● Written request
Identify each line containing the word "content" and copy it.

● Exercise inputs
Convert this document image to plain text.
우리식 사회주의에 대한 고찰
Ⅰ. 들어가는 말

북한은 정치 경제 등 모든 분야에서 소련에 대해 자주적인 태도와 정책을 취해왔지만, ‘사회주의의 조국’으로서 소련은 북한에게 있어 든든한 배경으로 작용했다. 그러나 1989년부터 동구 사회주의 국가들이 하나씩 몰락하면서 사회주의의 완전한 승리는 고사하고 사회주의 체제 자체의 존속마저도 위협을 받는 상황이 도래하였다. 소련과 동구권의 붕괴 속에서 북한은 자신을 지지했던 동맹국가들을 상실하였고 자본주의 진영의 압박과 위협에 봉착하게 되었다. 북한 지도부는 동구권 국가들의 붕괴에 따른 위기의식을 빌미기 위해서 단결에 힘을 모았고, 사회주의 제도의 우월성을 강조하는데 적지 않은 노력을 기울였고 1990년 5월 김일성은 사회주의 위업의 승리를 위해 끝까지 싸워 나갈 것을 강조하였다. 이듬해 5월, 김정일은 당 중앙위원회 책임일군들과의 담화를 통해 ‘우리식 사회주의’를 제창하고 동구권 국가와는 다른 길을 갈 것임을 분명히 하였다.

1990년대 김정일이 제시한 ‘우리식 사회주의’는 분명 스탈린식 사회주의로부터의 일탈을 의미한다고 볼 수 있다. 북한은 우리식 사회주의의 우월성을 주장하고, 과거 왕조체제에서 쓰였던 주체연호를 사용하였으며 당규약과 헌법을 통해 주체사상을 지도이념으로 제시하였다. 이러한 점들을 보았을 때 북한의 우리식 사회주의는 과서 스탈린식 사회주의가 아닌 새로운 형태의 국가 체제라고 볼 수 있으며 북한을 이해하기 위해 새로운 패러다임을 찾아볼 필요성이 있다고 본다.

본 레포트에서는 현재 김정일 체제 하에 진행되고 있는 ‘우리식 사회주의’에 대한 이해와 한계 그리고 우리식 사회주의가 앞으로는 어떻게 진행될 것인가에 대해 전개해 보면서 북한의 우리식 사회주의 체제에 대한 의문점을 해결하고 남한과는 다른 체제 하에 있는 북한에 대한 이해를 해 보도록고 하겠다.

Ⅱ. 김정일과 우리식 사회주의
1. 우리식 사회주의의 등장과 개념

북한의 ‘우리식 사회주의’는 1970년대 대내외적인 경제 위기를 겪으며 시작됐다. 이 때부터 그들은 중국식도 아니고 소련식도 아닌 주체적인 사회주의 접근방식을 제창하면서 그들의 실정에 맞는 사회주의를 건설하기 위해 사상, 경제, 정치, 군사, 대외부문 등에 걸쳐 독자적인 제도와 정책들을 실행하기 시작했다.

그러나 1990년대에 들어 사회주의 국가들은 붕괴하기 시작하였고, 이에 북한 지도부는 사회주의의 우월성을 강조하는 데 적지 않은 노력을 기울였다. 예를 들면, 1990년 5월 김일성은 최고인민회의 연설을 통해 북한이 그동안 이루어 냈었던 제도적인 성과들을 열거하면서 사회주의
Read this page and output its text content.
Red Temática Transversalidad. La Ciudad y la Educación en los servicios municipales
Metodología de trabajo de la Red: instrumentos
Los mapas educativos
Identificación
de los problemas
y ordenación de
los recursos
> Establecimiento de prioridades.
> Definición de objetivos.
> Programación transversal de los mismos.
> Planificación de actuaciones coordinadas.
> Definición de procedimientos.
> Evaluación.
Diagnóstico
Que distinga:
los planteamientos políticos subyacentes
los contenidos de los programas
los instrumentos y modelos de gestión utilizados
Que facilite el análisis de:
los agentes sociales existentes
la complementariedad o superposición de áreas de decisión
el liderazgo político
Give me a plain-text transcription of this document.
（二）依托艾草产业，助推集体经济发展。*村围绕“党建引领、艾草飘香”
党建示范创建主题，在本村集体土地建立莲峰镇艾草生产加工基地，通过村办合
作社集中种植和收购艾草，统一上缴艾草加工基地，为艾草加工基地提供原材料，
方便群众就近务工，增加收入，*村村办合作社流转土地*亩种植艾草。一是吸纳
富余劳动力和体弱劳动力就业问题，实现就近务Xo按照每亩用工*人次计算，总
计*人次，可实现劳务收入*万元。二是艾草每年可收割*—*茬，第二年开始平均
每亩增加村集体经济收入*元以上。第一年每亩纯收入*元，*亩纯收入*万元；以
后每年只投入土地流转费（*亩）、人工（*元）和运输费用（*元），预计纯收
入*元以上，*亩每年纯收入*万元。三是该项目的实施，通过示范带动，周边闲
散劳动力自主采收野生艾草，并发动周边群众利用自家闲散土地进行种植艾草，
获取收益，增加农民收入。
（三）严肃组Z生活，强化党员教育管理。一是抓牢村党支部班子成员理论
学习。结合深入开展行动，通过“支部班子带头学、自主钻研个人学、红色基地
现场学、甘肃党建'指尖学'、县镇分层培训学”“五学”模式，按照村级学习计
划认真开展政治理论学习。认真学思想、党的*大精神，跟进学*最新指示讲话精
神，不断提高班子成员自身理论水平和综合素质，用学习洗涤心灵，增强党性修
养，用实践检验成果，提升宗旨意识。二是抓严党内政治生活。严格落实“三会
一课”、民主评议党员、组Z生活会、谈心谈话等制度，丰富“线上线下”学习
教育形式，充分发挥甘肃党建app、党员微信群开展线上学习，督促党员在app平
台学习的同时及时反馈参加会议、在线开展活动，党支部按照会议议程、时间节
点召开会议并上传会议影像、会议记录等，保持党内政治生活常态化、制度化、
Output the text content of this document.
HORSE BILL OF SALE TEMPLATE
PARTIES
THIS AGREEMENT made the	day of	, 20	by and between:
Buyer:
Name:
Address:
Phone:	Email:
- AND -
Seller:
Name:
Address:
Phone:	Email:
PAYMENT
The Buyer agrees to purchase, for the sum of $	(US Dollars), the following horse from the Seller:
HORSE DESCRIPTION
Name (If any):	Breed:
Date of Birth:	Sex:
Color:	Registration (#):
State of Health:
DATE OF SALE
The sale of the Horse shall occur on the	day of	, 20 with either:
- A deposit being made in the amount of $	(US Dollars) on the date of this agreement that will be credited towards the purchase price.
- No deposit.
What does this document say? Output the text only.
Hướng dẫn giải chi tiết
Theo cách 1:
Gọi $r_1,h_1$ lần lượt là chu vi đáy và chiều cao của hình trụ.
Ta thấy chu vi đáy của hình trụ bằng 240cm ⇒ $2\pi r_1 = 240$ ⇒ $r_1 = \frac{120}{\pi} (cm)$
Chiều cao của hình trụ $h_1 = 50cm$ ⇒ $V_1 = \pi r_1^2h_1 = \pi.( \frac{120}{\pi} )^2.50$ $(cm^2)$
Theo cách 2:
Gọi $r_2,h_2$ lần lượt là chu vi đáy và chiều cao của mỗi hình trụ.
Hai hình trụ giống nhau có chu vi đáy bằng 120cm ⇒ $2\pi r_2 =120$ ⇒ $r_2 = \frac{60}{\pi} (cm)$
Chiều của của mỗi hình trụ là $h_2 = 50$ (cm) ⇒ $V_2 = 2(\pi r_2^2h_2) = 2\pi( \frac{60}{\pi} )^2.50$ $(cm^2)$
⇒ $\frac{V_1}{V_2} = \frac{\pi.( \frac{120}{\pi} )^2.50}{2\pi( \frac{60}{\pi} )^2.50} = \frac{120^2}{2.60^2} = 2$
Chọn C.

● Correct result
Read this page and output its text content.
Output the text content of this document.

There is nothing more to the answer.